The problem:
Turn every line of the records below into a Markdown table with the columns "Row" and "Record line," numbering each row and skipping blank lines. Leave out the pictures.

═══ Source material

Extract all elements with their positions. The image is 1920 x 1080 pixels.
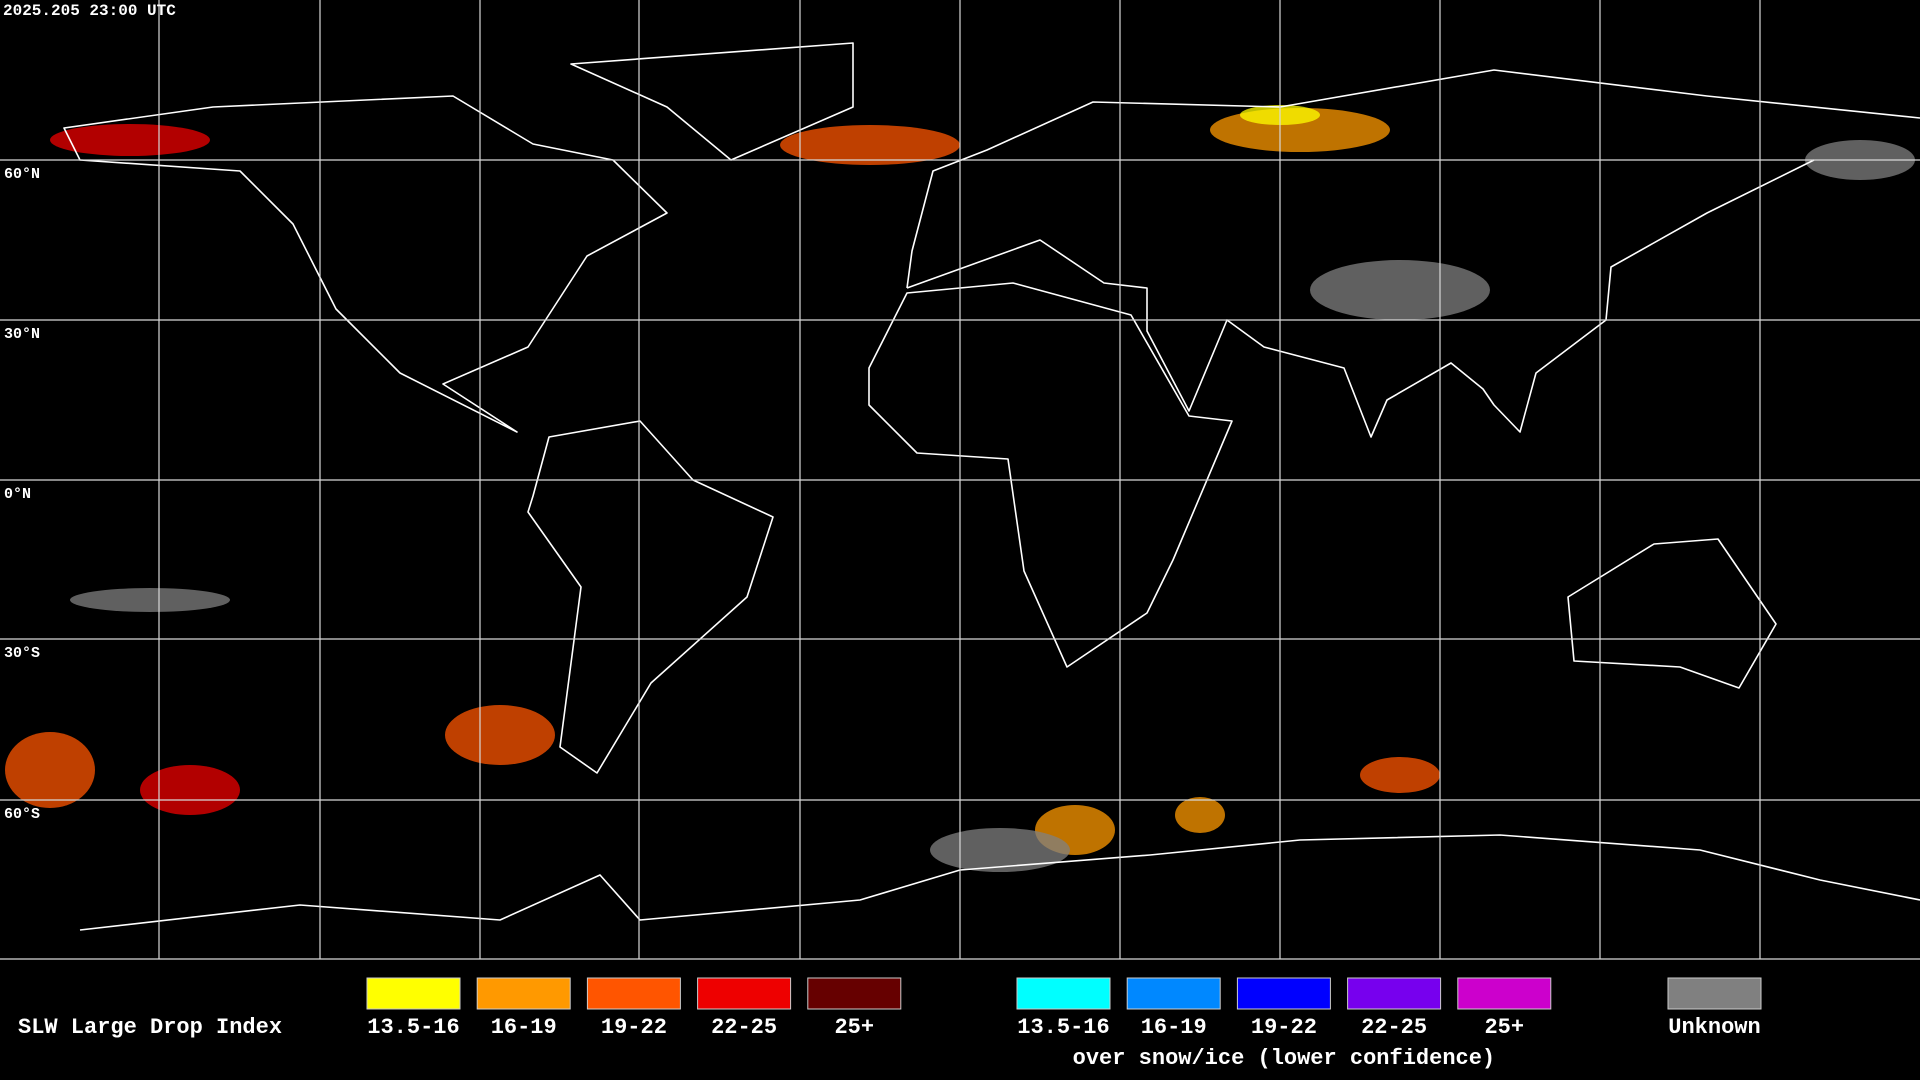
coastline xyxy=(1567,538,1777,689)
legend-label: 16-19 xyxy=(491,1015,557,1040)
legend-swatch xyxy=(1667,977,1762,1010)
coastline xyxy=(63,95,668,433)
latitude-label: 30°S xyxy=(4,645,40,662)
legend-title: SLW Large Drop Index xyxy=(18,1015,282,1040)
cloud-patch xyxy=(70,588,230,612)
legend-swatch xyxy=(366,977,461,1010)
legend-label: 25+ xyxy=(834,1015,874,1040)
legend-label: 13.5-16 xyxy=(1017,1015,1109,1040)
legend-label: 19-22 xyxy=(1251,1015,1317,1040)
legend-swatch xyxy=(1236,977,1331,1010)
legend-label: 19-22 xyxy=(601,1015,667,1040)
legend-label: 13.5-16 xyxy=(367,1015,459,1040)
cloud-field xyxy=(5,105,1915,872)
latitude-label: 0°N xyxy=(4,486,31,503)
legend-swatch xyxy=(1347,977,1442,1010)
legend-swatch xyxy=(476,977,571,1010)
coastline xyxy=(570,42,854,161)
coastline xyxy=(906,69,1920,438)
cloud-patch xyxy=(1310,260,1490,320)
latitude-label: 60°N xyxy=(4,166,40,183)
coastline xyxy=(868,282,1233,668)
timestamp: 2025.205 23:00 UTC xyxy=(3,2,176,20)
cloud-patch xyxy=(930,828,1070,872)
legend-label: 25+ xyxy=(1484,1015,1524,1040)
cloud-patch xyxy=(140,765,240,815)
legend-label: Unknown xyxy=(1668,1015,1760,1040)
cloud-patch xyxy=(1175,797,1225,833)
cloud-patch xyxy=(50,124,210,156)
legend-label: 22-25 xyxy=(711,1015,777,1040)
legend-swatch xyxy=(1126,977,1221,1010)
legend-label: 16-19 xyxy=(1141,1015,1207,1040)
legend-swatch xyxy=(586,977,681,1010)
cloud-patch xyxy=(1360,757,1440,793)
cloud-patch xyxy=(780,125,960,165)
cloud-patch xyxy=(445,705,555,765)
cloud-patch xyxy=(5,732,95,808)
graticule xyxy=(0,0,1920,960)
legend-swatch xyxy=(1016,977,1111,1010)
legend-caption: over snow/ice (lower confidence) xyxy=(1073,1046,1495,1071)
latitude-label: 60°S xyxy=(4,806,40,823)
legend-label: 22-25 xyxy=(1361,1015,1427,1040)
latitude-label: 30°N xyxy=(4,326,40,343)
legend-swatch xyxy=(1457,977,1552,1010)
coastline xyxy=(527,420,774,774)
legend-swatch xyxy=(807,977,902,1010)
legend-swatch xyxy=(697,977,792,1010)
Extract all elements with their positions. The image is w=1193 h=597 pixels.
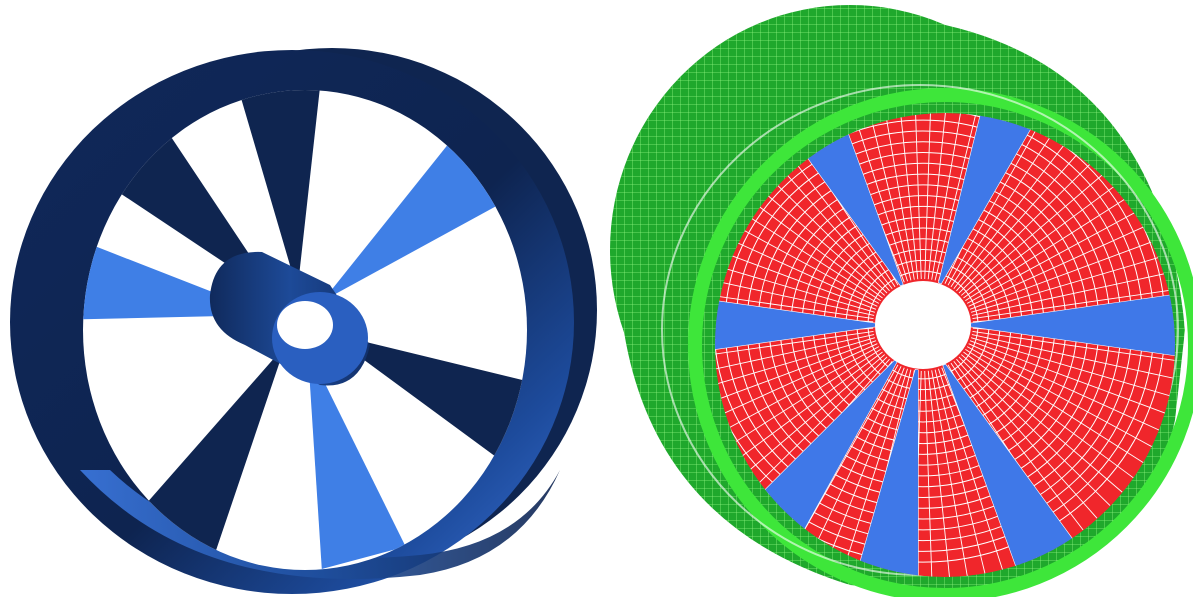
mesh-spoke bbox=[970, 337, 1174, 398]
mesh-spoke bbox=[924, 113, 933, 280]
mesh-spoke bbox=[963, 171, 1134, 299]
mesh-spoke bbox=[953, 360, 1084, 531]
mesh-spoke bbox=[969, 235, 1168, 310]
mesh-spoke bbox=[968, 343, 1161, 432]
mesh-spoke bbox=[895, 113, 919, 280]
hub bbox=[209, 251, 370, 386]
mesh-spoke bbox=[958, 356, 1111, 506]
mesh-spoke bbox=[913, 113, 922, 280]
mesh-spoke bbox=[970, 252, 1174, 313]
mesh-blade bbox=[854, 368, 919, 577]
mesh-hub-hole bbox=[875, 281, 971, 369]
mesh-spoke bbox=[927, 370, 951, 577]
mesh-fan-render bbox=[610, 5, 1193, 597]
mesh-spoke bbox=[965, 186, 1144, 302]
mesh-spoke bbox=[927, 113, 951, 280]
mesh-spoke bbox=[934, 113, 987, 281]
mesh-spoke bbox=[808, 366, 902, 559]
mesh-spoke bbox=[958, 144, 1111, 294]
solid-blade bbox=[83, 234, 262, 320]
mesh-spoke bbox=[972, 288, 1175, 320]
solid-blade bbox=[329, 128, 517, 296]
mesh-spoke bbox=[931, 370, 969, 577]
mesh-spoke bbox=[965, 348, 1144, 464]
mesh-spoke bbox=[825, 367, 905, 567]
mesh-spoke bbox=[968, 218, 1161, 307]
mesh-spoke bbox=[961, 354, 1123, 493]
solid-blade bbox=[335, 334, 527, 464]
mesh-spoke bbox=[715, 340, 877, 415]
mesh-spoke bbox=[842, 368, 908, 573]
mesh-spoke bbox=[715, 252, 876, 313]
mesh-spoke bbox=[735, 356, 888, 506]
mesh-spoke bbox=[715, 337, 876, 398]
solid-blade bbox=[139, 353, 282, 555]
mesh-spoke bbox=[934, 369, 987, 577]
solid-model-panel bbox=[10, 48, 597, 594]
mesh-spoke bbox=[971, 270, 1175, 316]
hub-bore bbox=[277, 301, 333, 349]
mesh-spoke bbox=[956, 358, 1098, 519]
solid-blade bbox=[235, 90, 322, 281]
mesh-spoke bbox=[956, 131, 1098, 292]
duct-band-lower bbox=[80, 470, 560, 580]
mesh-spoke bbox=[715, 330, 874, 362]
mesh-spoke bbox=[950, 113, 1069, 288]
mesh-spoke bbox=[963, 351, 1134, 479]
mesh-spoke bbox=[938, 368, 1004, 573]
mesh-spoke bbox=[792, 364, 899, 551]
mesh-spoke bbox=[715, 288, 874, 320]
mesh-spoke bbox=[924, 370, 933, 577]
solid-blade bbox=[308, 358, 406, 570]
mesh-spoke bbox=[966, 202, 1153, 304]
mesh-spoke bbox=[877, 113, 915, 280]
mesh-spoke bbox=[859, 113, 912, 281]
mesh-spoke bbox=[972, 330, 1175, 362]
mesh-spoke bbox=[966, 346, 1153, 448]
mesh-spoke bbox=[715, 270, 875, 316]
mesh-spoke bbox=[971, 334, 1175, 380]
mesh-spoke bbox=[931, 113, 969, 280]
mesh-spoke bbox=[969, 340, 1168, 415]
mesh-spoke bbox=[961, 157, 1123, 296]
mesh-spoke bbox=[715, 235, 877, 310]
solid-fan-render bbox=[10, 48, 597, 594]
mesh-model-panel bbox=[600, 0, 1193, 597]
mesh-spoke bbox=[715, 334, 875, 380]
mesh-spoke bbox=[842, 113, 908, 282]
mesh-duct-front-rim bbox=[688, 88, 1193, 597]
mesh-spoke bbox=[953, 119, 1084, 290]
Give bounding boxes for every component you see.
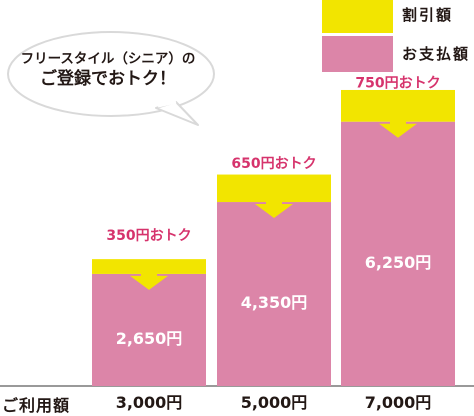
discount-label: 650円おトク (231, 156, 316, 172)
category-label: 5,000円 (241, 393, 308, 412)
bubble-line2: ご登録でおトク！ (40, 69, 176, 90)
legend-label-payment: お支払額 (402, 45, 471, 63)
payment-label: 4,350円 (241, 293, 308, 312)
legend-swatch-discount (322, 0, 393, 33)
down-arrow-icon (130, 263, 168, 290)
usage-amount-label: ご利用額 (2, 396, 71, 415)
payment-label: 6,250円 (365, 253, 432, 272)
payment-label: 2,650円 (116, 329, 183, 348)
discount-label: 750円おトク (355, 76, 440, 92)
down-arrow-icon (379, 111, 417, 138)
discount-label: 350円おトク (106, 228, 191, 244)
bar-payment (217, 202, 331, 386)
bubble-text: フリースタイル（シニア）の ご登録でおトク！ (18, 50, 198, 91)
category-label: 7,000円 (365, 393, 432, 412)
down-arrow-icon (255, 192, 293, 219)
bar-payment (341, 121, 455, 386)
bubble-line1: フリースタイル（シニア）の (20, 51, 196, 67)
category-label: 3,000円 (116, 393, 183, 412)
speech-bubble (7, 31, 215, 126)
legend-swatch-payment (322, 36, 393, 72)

══════

Written solution:
| Row | Record line |
|---|---|
| 1 | Extract all elements with their positions. The image is 1920 x 1080 pixels. |
| 2 | coastline xyxy=(1567,538,1777,689) |
| 3 | legend-label: 16-19 xyxy=(491,1015,557,1040) |
| 4 | legend-swatch xyxy=(1667,977,1762,1010) |
| 5 | coastline xyxy=(63,95,668,433) |
| 6 | latitude-label: 30°S xyxy=(4,645,40,662) |
| 7 | legend-title: SLW Large Drop Index xyxy=(18,1015,282,1040) |
| 8 | cloud-patch xyxy=(70,588,230,612) |
| 9 | legend-swatch xyxy=(366,977,461,1010) |
| 10 | legend-label: 25+ xyxy=(834,1015,874,1040) |
| 11 | legend-label: 13.5-16 xyxy=(1017,1015,1109,1040) |
| 12 | legend-label: 19-22 xyxy=(1251,1015,1317,1040) |
| 13 | legend-swatch xyxy=(1236,977,1331,1010) |
| 14 | legend-label: 19-22 xyxy=(601,1015,667,1040) |
| 15 | legend-label: 13.5-16 xyxy=(367,1015,459,1040) |
| 16 | cloud-field xyxy=(5,105,1915,872) |
| 17 | latitude-label: 0°N xyxy=(4,486,31,503) |
| 18 | legend-swatch xyxy=(1347,977,1442,1010) |
| 19 | legend-swatch xyxy=(476,977,571,1010) |
| 20 | coastline xyxy=(570,42,854,161) |
| 21 | coastline xyxy=(906,69,1920,438) |
| 22 | cloud-patch xyxy=(1310,260,1490,320) |
| 23 | latitude-label: 60°N xyxy=(4,166,40,183) |
| 24 | coastline xyxy=(868,282,1233,668) |
| 25 | timestamp: 2025.205 23:00 UTC xyxy=(3,2,176,20) |
| 26 | cloud-patch xyxy=(930,828,1070,872) |
| 27 | legend-label: 25+ xyxy=(1484,1015,1524,1040) |
| 28 | cloud-patch xyxy=(140,765,240,815) |
| 29 | legend-label: Unknown xyxy=(1668,1015,1760,1040) |
| 30 | cloud-patch xyxy=(1175,797,1225,833) |
| 31 | cloud-patch xyxy=(50,124,210,156) |
| 32 | legend-label: 22-25 xyxy=(711,1015,777,1040) |
| 33 | legend-swatch xyxy=(1126,977,1221,1010) |
| 34 | legend-label: 16-19 xyxy=(1141,1015,1207,1040) |
| 35 | legend-swatch xyxy=(586,977,681,1010) |
| 36 | cloud-patch xyxy=(1360,757,1440,793) |
| 37 | cloud-patch xyxy=(780,125,960,165) |
| 38 | cloud-patch xyxy=(445,705,555,765) |
| 39 | cloud-patch xyxy=(5,732,95,808) |
| 40 | graticule xyxy=(0,0,1920,960) |
| 41 | legend-swatch xyxy=(1016,977,1111,1010) |
| 42 | legend-caption: over snow/ice (lower confidence) xyxy=(1073,1046,1495,1071) |
| 43 | latitude-label: 60°S xyxy=(4,806,40,823) |
| 44 | legend-label: 22-25 xyxy=(1361,1015,1427,1040) |
| 45 | latitude-label: 30°N xyxy=(4,326,40,343) |
| 46 | legend-swatch xyxy=(1457,977,1552,1010) |
| 47 | coastline xyxy=(527,420,774,774) |
| 48 | legend-swatch xyxy=(807,977,902,1010) |
| 49 | legend-swatch xyxy=(697,977,792,1010) |
| 50 | Extract all elements with their positions. The image is w=1193 h=597 pixels. |
| 51 | mesh-spoke bbox=[970, 337, 1174, 398] |
| 52 | mesh-spoke bbox=[924, 113, 933, 280] |
| 53 | mesh-spoke bbox=[963, 171, 1134, 299] |
| 54 | mesh-spoke bbox=[953, 360, 1084, 531] |
| 55 | mesh-spoke bbox=[969, 235, 1168, 310] |
| 56 | mesh-spoke bbox=[968, 343, 1161, 432] |
| 57 | mesh-spoke bbox=[895, 113, 919, 280] |
| 58 | hub bbox=[209, 251, 370, 386] |
| 59 | mesh-spoke bbox=[958, 356, 1111, 506] |
| 60 | mesh-spoke bbox=[913, 113, 922, 280] |
| 61 | mesh-spoke bbox=[970, 252, 1174, 313] |
| 62 | mesh-blade bbox=[854, 368, 919, 577] |
| 63 | mesh-hub-hole bbox=[875, 281, 971, 369] |
| 64 | mesh-spoke bbox=[927, 370, 951, 577] |
| 65 | mesh-fan-render bbox=[610, 5, 1193, 597] |
| 66 | mesh-spoke bbox=[965, 186, 1144, 302] |
| 67 | mesh-spoke bbox=[927, 113, 951, 280] |
| 68 | mesh-spoke bbox=[934, 113, 987, 281] |
| 69 | mesh-spoke bbox=[808, 366, 902, 559] |
| 70 | mesh-spoke bbox=[958, 144, 1111, 294] |
| 71 | solid-blade bbox=[83, 234, 262, 320] |
| 72 | mesh-spoke bbox=[972, 288, 1175, 320] |
| 73 | solid-blade bbox=[329, 128, 517, 296] |
| 74 | mesh-spoke bbox=[931, 370, 969, 577] |
| 75 | mesh-spoke bbox=[965, 348, 1144, 464] |
| 76 | mesh-spoke bbox=[825, 367, 905, 567] |
| 77 | mesh-spoke bbox=[968, 218, 1161, 307] |
| 78 | mesh-spoke bbox=[961, 354, 1123, 493] |
| 79 | solid-blade bbox=[335, 334, 527, 464] |
| 80 | mesh-spoke bbox=[715, 340, 877, 415] |
| 81 | mesh-spoke bbox=[842, 368, 908, 573] |
| 82 | mesh-spoke bbox=[715, 252, 876, 313] |
| 83 | mesh-spoke bbox=[735, 356, 888, 506] |
| 84 | mesh-spoke bbox=[715, 337, 876, 398] |
| 85 | solid-blade bbox=[139, 353, 282, 555] |
| 86 | mesh-spoke bbox=[934, 369, 987, 577] |
| 87 | solid-model-panel bbox=[10, 48, 597, 594] |
| 88 | mesh-spoke bbox=[971, 270, 1175, 316] |
| 89 | hub-bore bbox=[277, 301, 333, 349] |
| 90 | mesh-spoke bbox=[956, 358, 1098, 519] |
| 91 | solid-blade bbox=[235, 90, 322, 281] |
| 92 | mesh-spoke bbox=[956, 131, 1098, 292] |
| 93 | duct-band-lower bbox=[80, 470, 560, 580] |
| 94 | mesh-spoke bbox=[715, 330, 874, 362] |
| 95 | mesh-spoke bbox=[950, 113, 1069, 288] |
| 96 | mesh-spoke bbox=[963, 351, 1134, 479] |
| 97 | mesh-spoke bbox=[938, 368, 1004, 573] |
| 98 | mesh-spoke bbox=[792, 364, 899, 551] |
| 99 | mesh-spoke bbox=[715, 288, 874, 320] |
| 100 | mesh-spoke bbox=[924, 370, 933, 577] |
| 101 | solid-blade bbox=[308, 358, 406, 570] |
| 102 | mesh-spoke bbox=[966, 202, 1153, 304] |
| 103 | mesh-spoke bbox=[877, 113, 915, 280] |
| 104 | mesh-spoke bbox=[859, 113, 912, 281] |
| 105 | mesh-spoke bbox=[972, 330, 1175, 362] |
| 106 | mesh-spoke bbox=[966, 346, 1153, 448] |
| 107 | mesh-spoke bbox=[715, 270, 875, 316] |
| 108 | mesh-spoke bbox=[971, 334, 1175, 380] |
| 109 | mesh-spoke bbox=[931, 113, 969, 280] |
| 110 | mesh-spoke bbox=[969, 340, 1168, 415] |
| 111 | mesh-spoke bbox=[961, 157, 1123, 296] |
| 112 | mesh-spoke bbox=[715, 235, 877, 310] |
| 113 | solid-fan-render bbox=[10, 48, 597, 594] |
| 114 | mesh-model-panel bbox=[600, 0, 1193, 597] |
| 115 | mesh-spoke bbox=[715, 334, 875, 380] |
| 116 | mesh-spoke bbox=[842, 113, 908, 282] |
| 117 | mesh-duct-front-rim bbox=[688, 88, 1193, 597] |
| 118 | mesh-spoke bbox=[953, 119, 1084, 290] |
| 119 | Give bounding boxes for every component you see. |
| 120 | discount-label: 650円おトク (231, 156, 316, 172) |
| 121 | category-label: 5,000円 (241, 393, 308, 412) |
| 122 | bubble-line2: ご登録でおトク！ (40, 69, 176, 90) |
| 123 | legend-label-payment: お支払額 (402, 45, 471, 63) |
| 124 | payment-label: 4,350円 (241, 293, 308, 312) |
| 125 | legend-swatch-discount (322, 0, 393, 33) |
| 126 | down-arrow-icon (130, 263, 168, 290) |
| 127 | usage-amount-label: ご利用額 (2, 396, 71, 415) |
| 128 | payment-label: 6,250円 (365, 253, 432, 272) |
| 129 | payment-label: 2,650円 (116, 329, 183, 348) |
| 130 | discount-label: 750円おトク (355, 76, 440, 92) |
| 131 | down-arrow-icon (379, 111, 417, 138) |
| 132 | discount-label: 350円おトク (106, 228, 191, 244) |
| 133 | bar-payment (217, 202, 331, 386) |
| 134 | bubble-text: フリースタイル（シニア）の ご登録でおトク！ (18, 50, 198, 91) |
| 135 | category-label: 7,000円 (365, 393, 432, 412) |
| 136 | down-arrow-icon (255, 192, 293, 219) |
| 137 | bar-payment (341, 121, 455, 386) |
| 138 | bubble-line1: フリースタイル（シニア）の (20, 51, 196, 67) |
| 139 | category-label: 3,000円 (116, 393, 183, 412) |
| 140 | speech-bubble (7, 31, 215, 126) |
| 141 | legend-swatch-payment (322, 36, 393, 72) |